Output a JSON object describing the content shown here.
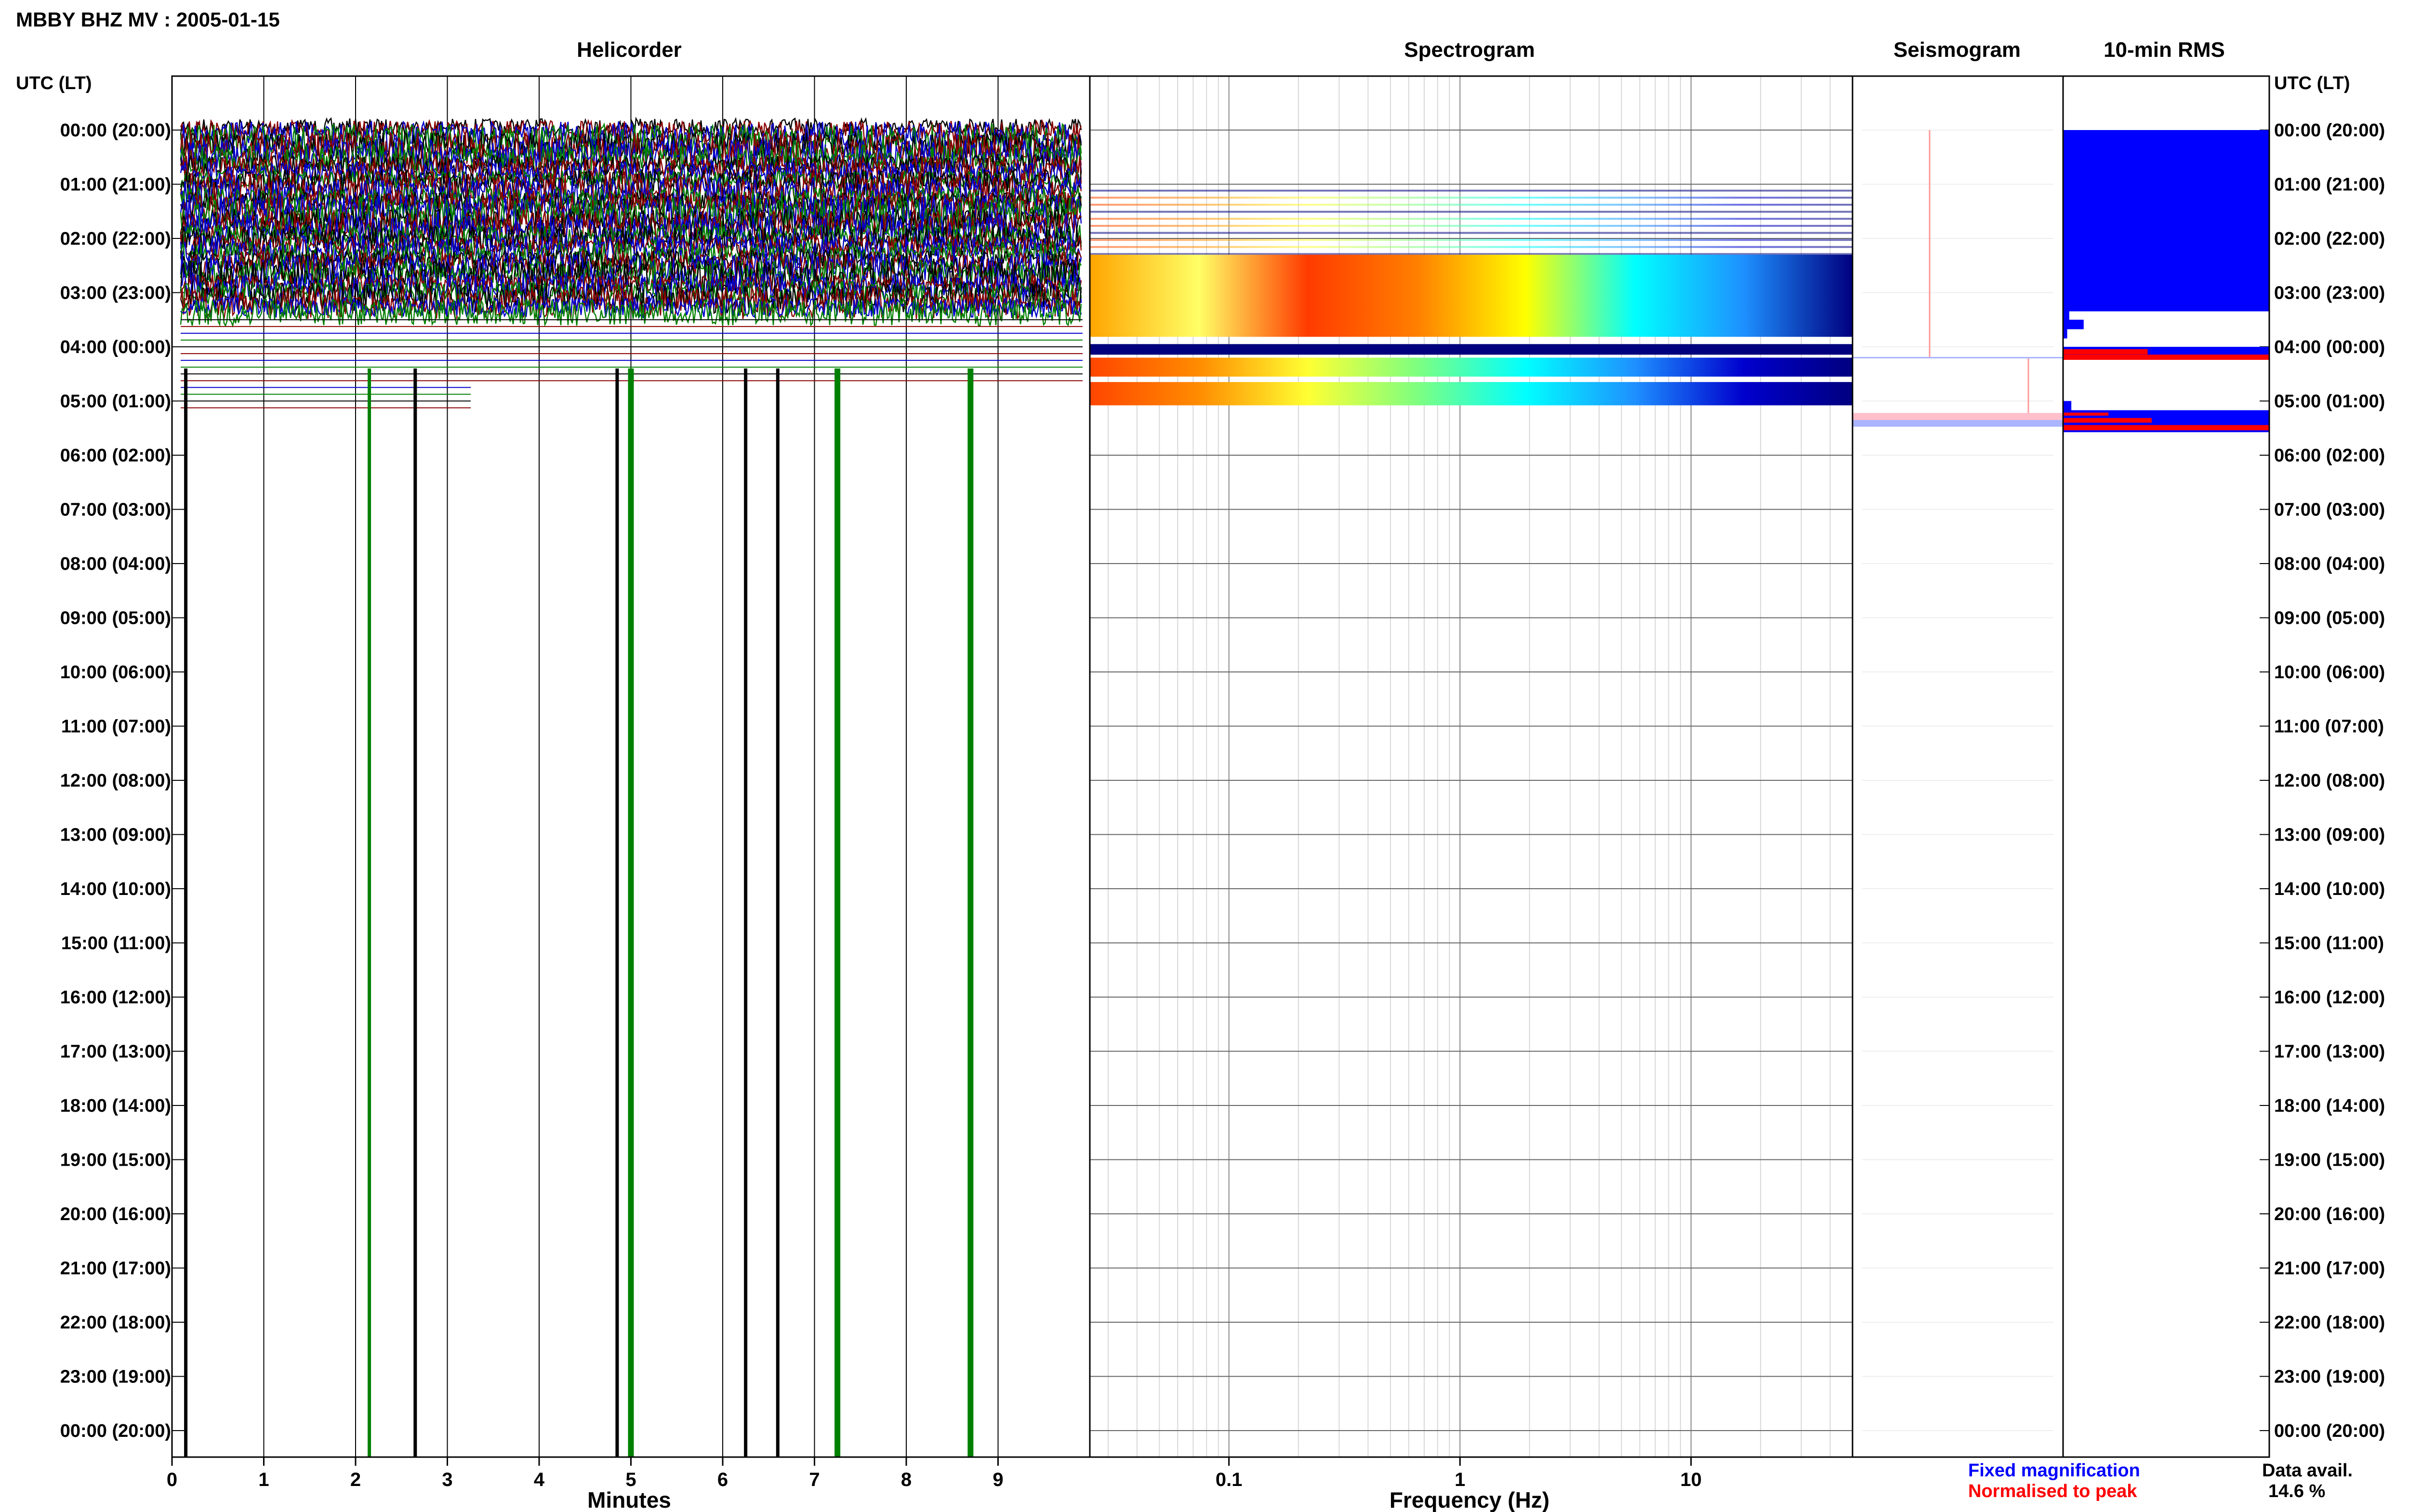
{
  "title": "MBBY BHZ MV : 2005-01-15",
  "panels": {
    "helicorder": "Helicorder",
    "spectrogram": "Spectrogram",
    "seismogram": "Seismogram",
    "rms": "10-min RMS"
  },
  "time_axis_label": "UTC (LT)",
  "time_labels": [
    "00:00 (20:00)",
    "01:00 (21:00)",
    "02:00 (22:00)",
    "03:00 (23:00)",
    "04:00 (00:00)",
    "05:00 (01:00)",
    "06:00 (02:00)",
    "07:00 (03:00)",
    "08:00 (04:00)",
    "09:00 (05:00)",
    "10:00 (06:00)",
    "11:00 (07:00)",
    "12:00 (08:00)",
    "13:00 (09:00)",
    "14:00 (10:00)",
    "15:00 (11:00)",
    "16:00 (12:00)",
    "17:00 (13:00)",
    "18:00 (14:00)",
    "19:00 (15:00)",
    "20:00 (16:00)",
    "21:00 (17:00)",
    "22:00 (18:00)",
    "23:00 (19:00)",
    "00:00 (20:00)"
  ],
  "legend": {
    "fixed": "Fixed magnification",
    "normalised": "Normalised to peak",
    "fixed_color": "#0000ff",
    "normalised_color": "#ff0000"
  },
  "data_avail": {
    "label": "Data avail.",
    "value": "14.6 %"
  },
  "chart_data": [
    {
      "type": "line",
      "panel": "Helicorder",
      "xlabel": "Minutes",
      "xlim": [
        0,
        10
      ],
      "x_ticks": [
        "0",
        "1",
        "2",
        "3",
        "4",
        "5",
        "6",
        "7",
        "8",
        "9"
      ],
      "trace_colors": [
        "#000000",
        "#8b0000",
        "#0000cd",
        "#008000"
      ],
      "active_hours_utc": [
        0,
        5.2
      ],
      "spike_minutes": [
        {
          "minute": 0.15,
          "color": "#000000"
        },
        {
          "minute": 2.15,
          "color": "#008000"
        },
        {
          "minute": 2.65,
          "color": "#000000"
        },
        {
          "minute": 4.85,
          "color": "#000000"
        },
        {
          "minute": 5.0,
          "color": "#008000"
        },
        {
          "minute": 6.25,
          "color": "#000000"
        },
        {
          "minute": 6.6,
          "color": "#000000"
        },
        {
          "minute": 7.25,
          "color": "#008000"
        },
        {
          "minute": 8.7,
          "color": "#008000"
        }
      ]
    },
    {
      "type": "heatmap",
      "panel": "Spectrogram",
      "xlabel": "Frequency (Hz)",
      "x_scale": "log",
      "xlim": [
        0.025,
        50
      ],
      "x_ticks": [
        "0.1",
        "1",
        "10"
      ],
      "colormap": [
        "#00007f",
        "#0000ff",
        "#00ffff",
        "#ffff00",
        "#ff7f00",
        "#ff0000"
      ],
      "active_hours_utc": [
        1.0,
        5.1
      ]
    },
    {
      "type": "line",
      "panel": "Seismogram",
      "color": "#ff9999",
      "active_hours_utc": [
        0.0,
        5.4
      ]
    },
    {
      "type": "bar",
      "panel": "10-min RMS",
      "orientation": "horizontal",
      "series": [
        {
          "name": "Fixed magnification",
          "color": "#0000ff"
        },
        {
          "name": "Normalised to peak",
          "color": "#ff0000"
        }
      ],
      "bins": [
        {
          "hour": 0.0,
          "fixed": 1.0,
          "norm": 0
        },
        {
          "hour": 0.17,
          "fixed": 1.0,
          "norm": 0
        },
        {
          "hour": 0.33,
          "fixed": 1.0,
          "norm": 0
        },
        {
          "hour": 0.5,
          "fixed": 1.0,
          "norm": 0
        },
        {
          "hour": 0.67,
          "fixed": 1.0,
          "norm": 0
        },
        {
          "hour": 0.83,
          "fixed": 1.0,
          "norm": 0
        },
        {
          "hour": 1.0,
          "fixed": 1.0,
          "norm": 0
        },
        {
          "hour": 1.17,
          "fixed": 1.0,
          "norm": 0
        },
        {
          "hour": 1.33,
          "fixed": 1.0,
          "norm": 0
        },
        {
          "hour": 1.5,
          "fixed": 1.0,
          "norm": 0
        },
        {
          "hour": 1.67,
          "fixed": 1.0,
          "norm": 0
        },
        {
          "hour": 1.83,
          "fixed": 1.0,
          "norm": 0
        },
        {
          "hour": 2.0,
          "fixed": 1.0,
          "norm": 0
        },
        {
          "hour": 2.17,
          "fixed": 1.0,
          "norm": 0
        },
        {
          "hour": 2.33,
          "fixed": 1.0,
          "norm": 0
        },
        {
          "hour": 2.5,
          "fixed": 1.0,
          "norm": 0
        },
        {
          "hour": 2.67,
          "fixed": 1.0,
          "norm": 0
        },
        {
          "hour": 2.83,
          "fixed": 1.0,
          "norm": 0
        },
        {
          "hour": 3.0,
          "fixed": 1.0,
          "norm": 0
        },
        {
          "hour": 3.17,
          "fixed": 1.0,
          "norm": 0
        },
        {
          "hour": 3.33,
          "fixed": 0.03,
          "norm": 0
        },
        {
          "hour": 3.5,
          "fixed": 0.1,
          "norm": 0
        },
        {
          "hour": 3.67,
          "fixed": 0.02,
          "norm": 0
        },
        {
          "hour": 4.0,
          "fixed": 1.0,
          "norm": 0.41
        },
        {
          "hour": 4.1,
          "fixed": 0.0,
          "norm": 1.0
        },
        {
          "hour": 5.0,
          "fixed": 0.04,
          "norm": 0
        },
        {
          "hour": 5.17,
          "fixed": 1.0,
          "norm": 0.22
        },
        {
          "hour": 5.27,
          "fixed": 1.0,
          "norm": 0.43
        },
        {
          "hour": 5.4,
          "fixed": 1.0,
          "norm": 1.0
        }
      ]
    }
  ]
}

**EXERCISE AIM:**
Your copy of the data should match it exactly, except that pictures are left out.

**THE ANSWER:**
Output a JSON object describing the content shown here.
{
  "title": "MBBY BHZ MV : 2005-01-15",
  "panels": {
    "helicorder": "Helicorder",
    "spectrogram": "Spectrogram",
    "seismogram": "Seismogram",
    "rms": "10-min RMS"
  },
  "time_axis_label": "UTC (LT)",
  "time_labels": [
    "00:00 (20:00)",
    "01:00 (21:00)",
    "02:00 (22:00)",
    "03:00 (23:00)",
    "04:00 (00:00)",
    "05:00 (01:00)",
    "06:00 (02:00)",
    "07:00 (03:00)",
    "08:00 (04:00)",
    "09:00 (05:00)",
    "10:00 (06:00)",
    "11:00 (07:00)",
    "12:00 (08:00)",
    "13:00 (09:00)",
    "14:00 (10:00)",
    "15:00 (11:00)",
    "16:00 (12:00)",
    "17:00 (13:00)",
    "18:00 (14:00)",
    "19:00 (15:00)",
    "20:00 (16:00)",
    "21:00 (17:00)",
    "22:00 (18:00)",
    "23:00 (19:00)",
    "00:00 (20:00)"
  ],
  "legend": {
    "fixed": "Fixed magnification",
    "normalised": "Normalised to peak",
    "fixed_color": "#0000ff",
    "normalised_color": "#ff0000"
  },
  "data_avail": {
    "label": "Data avail.",
    "value": "14.6 %"
  },
  "chart_data": [
    {
      "type": "line",
      "panel": "Helicorder",
      "xlabel": "Minutes",
      "xlim": [
        0,
        10
      ],
      "x_ticks": [
        "0",
        "1",
        "2",
        "3",
        "4",
        "5",
        "6",
        "7",
        "8",
        "9"
      ],
      "trace_colors": [
        "#000000",
        "#8b0000",
        "#0000cd",
        "#008000"
      ],
      "active_hours_utc": [
        0,
        5.2
      ],
      "spike_minutes": [
        {
          "minute": 0.15,
          "color": "#000000"
        },
        {
          "minute": 2.15,
          "color": "#008000"
        },
        {
          "minute": 2.65,
          "color": "#000000"
        },
        {
          "minute": 4.85,
          "color": "#000000"
        },
        {
          "minute": 5.0,
          "color": "#008000"
        },
        {
          "minute": 6.25,
          "color": "#000000"
        },
        {
          "minute": 6.6,
          "color": "#000000"
        },
        {
          "minute": 7.25,
          "color": "#008000"
        },
        {
          "minute": 8.7,
          "color": "#008000"
        }
      ]
    },
    {
      "type": "heatmap",
      "panel": "Spectrogram",
      "xlabel": "Frequency (Hz)",
      "x_scale": "log",
      "xlim": [
        0.025,
        50
      ],
      "x_ticks": [
        "0.1",
        "1",
        "10"
      ],
      "colormap": [
        "#00007f",
        "#0000ff",
        "#00ffff",
        "#ffff00",
        "#ff7f00",
        "#ff0000"
      ],
      "active_hours_utc": [
        1.0,
        5.1
      ]
    },
    {
      "type": "line",
      "panel": "Seismogram",
      "color": "#ff9999",
      "active_hours_utc": [
        0.0,
        5.4
      ]
    },
    {
      "type": "bar",
      "panel": "10-min RMS",
      "orientation": "horizontal",
      "series": [
        {
          "name": "Fixed magnification",
          "color": "#0000ff"
        },
        {
          "name": "Normalised to peak",
          "color": "#ff0000"
        }
      ],
      "bins": [
        {
          "hour": 0.0,
          "fixed": 1.0,
          "norm": 0
        },
        {
          "hour": 0.17,
          "fixed": 1.0,
          "norm": 0
        },
        {
          "hour": 0.33,
          "fixed": 1.0,
          "norm": 0
        },
        {
          "hour": 0.5,
          "fixed": 1.0,
          "norm": 0
        },
        {
          "hour": 0.67,
          "fixed": 1.0,
          "norm": 0
        },
        {
          "hour": 0.83,
          "fixed": 1.0,
          "norm": 0
        },
        {
          "hour": 1.0,
          "fixed": 1.0,
          "norm": 0
        },
        {
          "hour": 1.17,
          "fixed": 1.0,
          "norm": 0
        },
        {
          "hour": 1.33,
          "fixed": 1.0,
          "norm": 0
        },
        {
          "hour": 1.5,
          "fixed": 1.0,
          "norm": 0
        },
        {
          "hour": 1.67,
          "fixed": 1.0,
          "norm": 0
        },
        {
          "hour": 1.83,
          "fixed": 1.0,
          "norm": 0
        },
        {
          "hour": 2.0,
          "fixed": 1.0,
          "norm": 0
        },
        {
          "hour": 2.17,
          "fixed": 1.0,
          "norm": 0
        },
        {
          "hour": 2.33,
          "fixed": 1.0,
          "norm": 0
        },
        {
          "hour": 2.5,
          "fixed": 1.0,
          "norm": 0
        },
        {
          "hour": 2.67,
          "fixed": 1.0,
          "norm": 0
        },
        {
          "hour": 2.83,
          "fixed": 1.0,
          "norm": 0
        },
        {
          "hour": 3.0,
          "fixed": 1.0,
          "norm": 0
        },
        {
          "hour": 3.17,
          "fixed": 1.0,
          "norm": 0
        },
        {
          "hour": 3.33,
          "fixed": 0.03,
          "norm": 0
        },
        {
          "hour": 3.5,
          "fixed": 0.1,
          "norm": 0
        },
        {
          "hour": 3.67,
          "fixed": 0.02,
          "norm": 0
        },
        {
          "hour": 4.0,
          "fixed": 1.0,
          "norm": 0.41
        },
        {
          "hour": 4.1,
          "fixed": 0.0,
          "norm": 1.0
        },
        {
          "hour": 5.0,
          "fixed": 0.04,
          "norm": 0
        },
        {
          "hour": 5.17,
          "fixed": 1.0,
          "norm": 0.22
        },
        {
          "hour": 5.27,
          "fixed": 1.0,
          "norm": 0.43
        },
        {
          "hour": 5.4,
          "fixed": 1.0,
          "norm": 1.0
        }
      ]
    }
  ]
}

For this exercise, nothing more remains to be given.